Reproduce the data exactly.

* Data in this exercise
## start

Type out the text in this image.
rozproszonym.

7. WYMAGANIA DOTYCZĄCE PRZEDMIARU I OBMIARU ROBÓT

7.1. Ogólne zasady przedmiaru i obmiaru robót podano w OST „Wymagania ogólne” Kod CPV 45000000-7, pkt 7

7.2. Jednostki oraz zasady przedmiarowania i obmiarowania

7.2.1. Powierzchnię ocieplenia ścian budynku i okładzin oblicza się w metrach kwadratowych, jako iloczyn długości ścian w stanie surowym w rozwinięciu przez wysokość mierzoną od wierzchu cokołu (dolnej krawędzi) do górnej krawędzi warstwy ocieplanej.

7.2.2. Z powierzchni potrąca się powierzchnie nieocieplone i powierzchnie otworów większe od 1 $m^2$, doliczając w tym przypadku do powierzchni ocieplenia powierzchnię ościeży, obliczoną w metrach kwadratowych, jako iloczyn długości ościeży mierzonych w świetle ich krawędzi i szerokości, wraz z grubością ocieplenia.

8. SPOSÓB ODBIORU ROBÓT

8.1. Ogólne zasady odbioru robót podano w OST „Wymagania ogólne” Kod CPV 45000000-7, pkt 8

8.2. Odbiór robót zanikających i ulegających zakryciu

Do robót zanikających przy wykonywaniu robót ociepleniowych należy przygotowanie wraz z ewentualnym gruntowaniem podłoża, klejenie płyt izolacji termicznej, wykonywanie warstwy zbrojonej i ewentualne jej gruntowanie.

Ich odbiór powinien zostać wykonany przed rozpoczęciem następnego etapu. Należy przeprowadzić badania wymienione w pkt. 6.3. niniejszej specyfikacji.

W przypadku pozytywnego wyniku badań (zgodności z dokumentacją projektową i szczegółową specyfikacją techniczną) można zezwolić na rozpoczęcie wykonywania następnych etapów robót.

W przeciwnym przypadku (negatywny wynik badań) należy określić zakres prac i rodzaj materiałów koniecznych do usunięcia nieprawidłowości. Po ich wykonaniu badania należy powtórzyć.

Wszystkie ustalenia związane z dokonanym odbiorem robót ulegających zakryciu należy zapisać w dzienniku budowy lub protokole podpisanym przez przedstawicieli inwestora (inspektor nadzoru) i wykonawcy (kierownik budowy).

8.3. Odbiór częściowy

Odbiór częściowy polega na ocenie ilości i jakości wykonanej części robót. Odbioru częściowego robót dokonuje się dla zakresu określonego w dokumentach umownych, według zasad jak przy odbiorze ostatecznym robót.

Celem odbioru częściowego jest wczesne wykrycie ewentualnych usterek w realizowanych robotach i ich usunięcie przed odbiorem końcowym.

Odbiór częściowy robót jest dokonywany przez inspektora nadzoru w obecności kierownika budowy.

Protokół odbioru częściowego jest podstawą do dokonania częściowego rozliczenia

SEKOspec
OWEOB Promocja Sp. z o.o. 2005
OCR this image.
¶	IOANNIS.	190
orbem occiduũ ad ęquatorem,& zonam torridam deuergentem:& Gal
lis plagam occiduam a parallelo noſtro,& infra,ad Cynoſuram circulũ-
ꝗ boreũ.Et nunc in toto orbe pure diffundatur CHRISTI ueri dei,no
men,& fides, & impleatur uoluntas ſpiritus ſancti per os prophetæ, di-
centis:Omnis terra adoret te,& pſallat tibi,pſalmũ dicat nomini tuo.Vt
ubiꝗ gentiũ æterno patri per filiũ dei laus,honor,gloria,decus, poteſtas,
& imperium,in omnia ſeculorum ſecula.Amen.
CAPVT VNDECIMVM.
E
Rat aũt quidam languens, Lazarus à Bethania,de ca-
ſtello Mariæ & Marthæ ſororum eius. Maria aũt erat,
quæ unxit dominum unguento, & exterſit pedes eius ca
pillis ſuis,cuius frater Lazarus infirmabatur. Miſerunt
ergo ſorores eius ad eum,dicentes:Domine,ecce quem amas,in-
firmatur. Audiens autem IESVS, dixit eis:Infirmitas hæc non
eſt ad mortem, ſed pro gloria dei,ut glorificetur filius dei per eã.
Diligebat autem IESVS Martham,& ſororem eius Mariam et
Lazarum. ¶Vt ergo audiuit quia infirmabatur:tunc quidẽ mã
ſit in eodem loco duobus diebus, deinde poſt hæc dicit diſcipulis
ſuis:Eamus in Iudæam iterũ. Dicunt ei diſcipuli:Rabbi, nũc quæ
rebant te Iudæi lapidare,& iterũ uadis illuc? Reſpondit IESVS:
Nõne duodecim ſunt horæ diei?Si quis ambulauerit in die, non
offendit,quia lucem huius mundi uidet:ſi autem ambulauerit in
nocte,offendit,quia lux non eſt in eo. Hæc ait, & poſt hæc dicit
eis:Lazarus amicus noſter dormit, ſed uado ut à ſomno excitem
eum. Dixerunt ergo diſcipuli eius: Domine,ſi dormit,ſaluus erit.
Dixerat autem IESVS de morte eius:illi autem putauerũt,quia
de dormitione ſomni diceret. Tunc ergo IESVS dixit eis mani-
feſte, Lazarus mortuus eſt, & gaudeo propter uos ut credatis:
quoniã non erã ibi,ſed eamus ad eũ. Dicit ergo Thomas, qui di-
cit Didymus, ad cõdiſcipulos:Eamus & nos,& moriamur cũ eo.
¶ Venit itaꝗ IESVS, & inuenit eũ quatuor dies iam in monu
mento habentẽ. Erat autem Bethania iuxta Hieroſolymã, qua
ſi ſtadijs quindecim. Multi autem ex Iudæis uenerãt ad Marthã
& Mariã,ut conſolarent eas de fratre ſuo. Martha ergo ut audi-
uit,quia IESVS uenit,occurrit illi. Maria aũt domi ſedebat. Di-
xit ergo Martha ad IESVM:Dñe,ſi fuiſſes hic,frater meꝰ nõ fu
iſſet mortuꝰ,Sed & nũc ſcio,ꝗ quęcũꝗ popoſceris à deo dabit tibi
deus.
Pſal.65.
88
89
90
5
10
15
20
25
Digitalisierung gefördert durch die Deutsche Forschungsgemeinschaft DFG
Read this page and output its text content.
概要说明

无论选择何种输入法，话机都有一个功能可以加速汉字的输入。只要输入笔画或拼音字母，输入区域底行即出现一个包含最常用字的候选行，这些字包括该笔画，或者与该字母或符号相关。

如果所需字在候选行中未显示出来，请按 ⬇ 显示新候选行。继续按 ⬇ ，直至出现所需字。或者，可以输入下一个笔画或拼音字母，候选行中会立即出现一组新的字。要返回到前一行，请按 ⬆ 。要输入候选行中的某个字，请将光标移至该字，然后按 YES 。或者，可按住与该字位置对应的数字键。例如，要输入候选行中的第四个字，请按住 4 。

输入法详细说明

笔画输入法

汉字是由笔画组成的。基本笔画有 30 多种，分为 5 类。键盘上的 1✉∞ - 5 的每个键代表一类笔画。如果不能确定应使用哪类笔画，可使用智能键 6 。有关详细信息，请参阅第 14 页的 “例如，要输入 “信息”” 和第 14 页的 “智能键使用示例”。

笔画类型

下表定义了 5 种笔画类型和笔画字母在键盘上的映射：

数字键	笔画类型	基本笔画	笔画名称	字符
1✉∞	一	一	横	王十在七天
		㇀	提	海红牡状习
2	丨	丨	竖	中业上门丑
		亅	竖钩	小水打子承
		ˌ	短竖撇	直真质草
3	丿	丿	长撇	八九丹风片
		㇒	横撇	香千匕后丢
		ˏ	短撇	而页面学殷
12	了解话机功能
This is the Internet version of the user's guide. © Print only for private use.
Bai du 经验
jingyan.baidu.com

## end

* Result
Type out the text in this image.
rozproszonym.

7. WYMAGANIA DOTYCZĄCE PRZEDMIARU I OBMIARU ROBÓT

7.1. Ogólne zasady przedmiaru i obmiaru robót podano w OST „Wymagania ogólne” Kod CPV 45000000-7, pkt 7

7.2. Jednostki oraz zasady przedmiarowania i obmiarowania

7.2.1. Powierzchnię ocieplenia ścian budynku i okładzin oblicza się w metrach kwadratowych, jako iloczyn długości ścian w stanie surowym w rozwinięciu przez wysokość mierzoną od wierzchu cokołu (dolnej krawędzi) do górnej krawędzi warstwy ocieplanej.

7.2.2. Z powierzchni potrąca się powierzchnie nieocieplone i powierzchnie otworów większe od 1 $m^2$, doliczając w tym przypadku do powierzchni ocieplenia powierzchnię ościeży, obliczoną w metrach kwadratowych, jako iloczyn długości ościeży mierzonych w świetle ich krawędzi i szerokości, wraz z grubością ocieplenia.

8. SPOSÓB ODBIORU ROBÓT

8.1. Ogólne zasady odbioru robót podano w OST „Wymagania ogólne” Kod CPV 45000000-7, pkt 8

8.2. Odbiór robót zanikających i ulegających zakryciu

Do robót zanikających przy wykonywaniu robót ociepleniowych należy przygotowanie wraz z ewentualnym gruntowaniem podłoża, klejenie płyt izolacji termicznej, wykonywanie warstwy zbrojonej i ewentualne jej gruntowanie.

Ich odbiór powinien zostać wykonany przed rozpoczęciem następnego etapu. Należy przeprowadzić badania wymienione w pkt. 6.3. niniejszej specyfikacji.

W przypadku pozytywnego wyniku badań (zgodności z dokumentacją projektową i szczegółową specyfikacją techniczną) można zezwolić na rozpoczęcie wykonywania następnych etapów robót.

W przeciwnym przypadku (negatywny wynik badań) należy określić zakres prac i rodzaj materiałów koniecznych do usunięcia nieprawidłowości. Po ich wykonaniu badania należy powtórzyć.

Wszystkie ustalenia związane z dokonanym odbiorem robót ulegających zakryciu należy zapisać w dzienniku budowy lub protokole podpisanym przez przedstawicieli inwestora (inspektor nadzoru) i wykonawcy (kierownik budowy).

8.3. Odbiór częściowy

Odbiór częściowy polega na ocenie ilości i jakości wykonanej części robót. Odbioru częściowego robót dokonuje się dla zakresu określonego w dokumentach umownych, według zasad jak przy odbiorze ostatecznym robót.

Celem odbioru częściowego jest wczesne wykrycie ewentualnych usterek w realizowanych robotach i ich usunięcie przed odbiorem końcowym.

Odbiór częściowy robót jest dokonywany przez inspektora nadzoru w obecności kierownika budowy.

Protokół odbioru częściowego jest podstawą do dokonania częściowego rozliczenia

SEKOspec
OWEOB Promocja Sp. z o.o. 2005
OCR this image.
¶	IOANNIS.	190
orbem occiduũ ad ęquatorem,& zonam torridam deuergentem:& Gal
lis plagam occiduam a parallelo noſtro,& infra,ad Cynoſuram circulũ-
ꝗ boreũ.Et nunc in toto orbe pure diffundatur CHRISTI ueri dei,no
men,& fides, & impleatur uoluntas ſpiritus ſancti per os prophetæ, di-
centis:Omnis terra adoret te,& pſallat tibi,pſalmũ dicat nomini tuo.Vt
ubiꝗ gentiũ æterno patri per filiũ dei laus,honor,gloria,decus, poteſtas,
& imperium,in omnia ſeculorum ſecula.Amen.
CAPVT VNDECIMVM.
E
Rat aũt quidam languens, Lazarus à Bethania,de ca-
ſtello Mariæ & Marthæ ſororum eius. Maria aũt erat,
quæ unxit dominum unguento, & exterſit pedes eius ca
pillis ſuis,cuius frater Lazarus infirmabatur. Miſerunt
ergo ſorores eius ad eum,dicentes:Domine,ecce quem amas,in-
firmatur. Audiens autem IESVS, dixit eis:Infirmitas hæc non
eſt ad mortem, ſed pro gloria dei,ut glorificetur filius dei per eã.
Diligebat autem IESVS Martham,& ſororem eius Mariam et
Lazarum. ¶Vt ergo audiuit quia infirmabatur:tunc quidẽ mã
ſit in eodem loco duobus diebus, deinde poſt hæc dicit diſcipulis
ſuis:Eamus in Iudæam iterũ. Dicunt ei diſcipuli:Rabbi, nũc quæ
rebant te Iudæi lapidare,& iterũ uadis illuc? Reſpondit IESVS:
Nõne duodecim ſunt horæ diei?Si quis ambulauerit in die, non
offendit,quia lucem huius mundi uidet:ſi autem ambulauerit in
nocte,offendit,quia lux non eſt in eo. Hæc ait, & poſt hæc dicit
eis:Lazarus amicus noſter dormit, ſed uado ut à ſomno excitem
eum. Dixerunt ergo diſcipuli eius: Domine,ſi dormit,ſaluus erit.
Dixerat autem IESVS de morte eius:illi autem putauerũt,quia
de dormitione ſomni diceret. Tunc ergo IESVS dixit eis mani-
feſte, Lazarus mortuus eſt, & gaudeo propter uos ut credatis:
quoniã non erã ibi,ſed eamus ad eũ. Dicit ergo Thomas, qui di-
cit Didymus, ad cõdiſcipulos:Eamus & nos,& moriamur cũ eo.
¶ Venit itaꝗ IESVS, & inuenit eũ quatuor dies iam in monu
mento habentẽ. Erat autem Bethania iuxta Hieroſolymã, qua
ſi ſtadijs quindecim. Multi autem ex Iudæis uenerãt ad Marthã
& Mariã,ut conſolarent eas de fratre ſuo. Martha ergo ut audi-
uit,quia IESVS uenit,occurrit illi. Maria aũt domi ſedebat. Di-
xit ergo Martha ad IESVM:Dñe,ſi fuiſſes hic,frater meꝰ nõ fu
iſſet mortuꝰ,Sed & nũc ſcio,ꝗ quęcũꝗ popoſceris à deo dabit tibi
deus.
Pſal.65.
88
89
90
5
10
15
20
25
Digitalisierung gefördert durch die Deutsche Forschungsgemeinschaft DFG
Read this page and output its text content.
概要说明

无论选择何种输入法，话机都有一个功能可以加速汉字的输入。只要输入笔画或拼音字母，输入区域底行即出现一个包含最常用字的候选行，这些字包括该笔画，或者与该字母或符号相关。

如果所需字在候选行中未显示出来，请按 ⬇ 显示新候选行。继续按 ⬇ ，直至出现所需字。或者，可以输入下一个笔画或拼音字母，候选行中会立即出现一组新的字。要返回到前一行，请按 ⬆ 。要输入候选行中的某个字，请将光标移至该字，然后按 YES 。或者，可按住与该字位置对应的数字键。例如，要输入候选行中的第四个字，请按住 4 。

输入法详细说明

笔画输入法

汉字是由笔画组成的。基本笔画有 30 多种，分为 5 类。键盘上的 1✉∞ - 5 的每个键代表一类笔画。如果不能确定应使用哪类笔画，可使用智能键 6 。有关详细信息，请参阅第 14 页的 “例如，要输入 “信息”” 和第 14 页的 “智能键使用示例”。

笔画类型

下表定义了 5 种笔画类型和笔画字母在键盘上的映射：

数字键	笔画类型	基本笔画	笔画名称	字符
1✉∞	一	一	横	王十在七天
		㇀	提	海红牡状习
2	丨	丨	竖	中业上门丑
		亅	竖钩	小水打子承
		ˌ	短竖撇	直真质草
3	丿	丿	长撇	八九丹风片
		㇒	横撇	香千匕后丢
		ˏ	短撇	而页面学殷
12	了解话机功能
This is the Internet version of the user's guide. © Print only for private use.
Bai du 经验
jingyan.baidu.com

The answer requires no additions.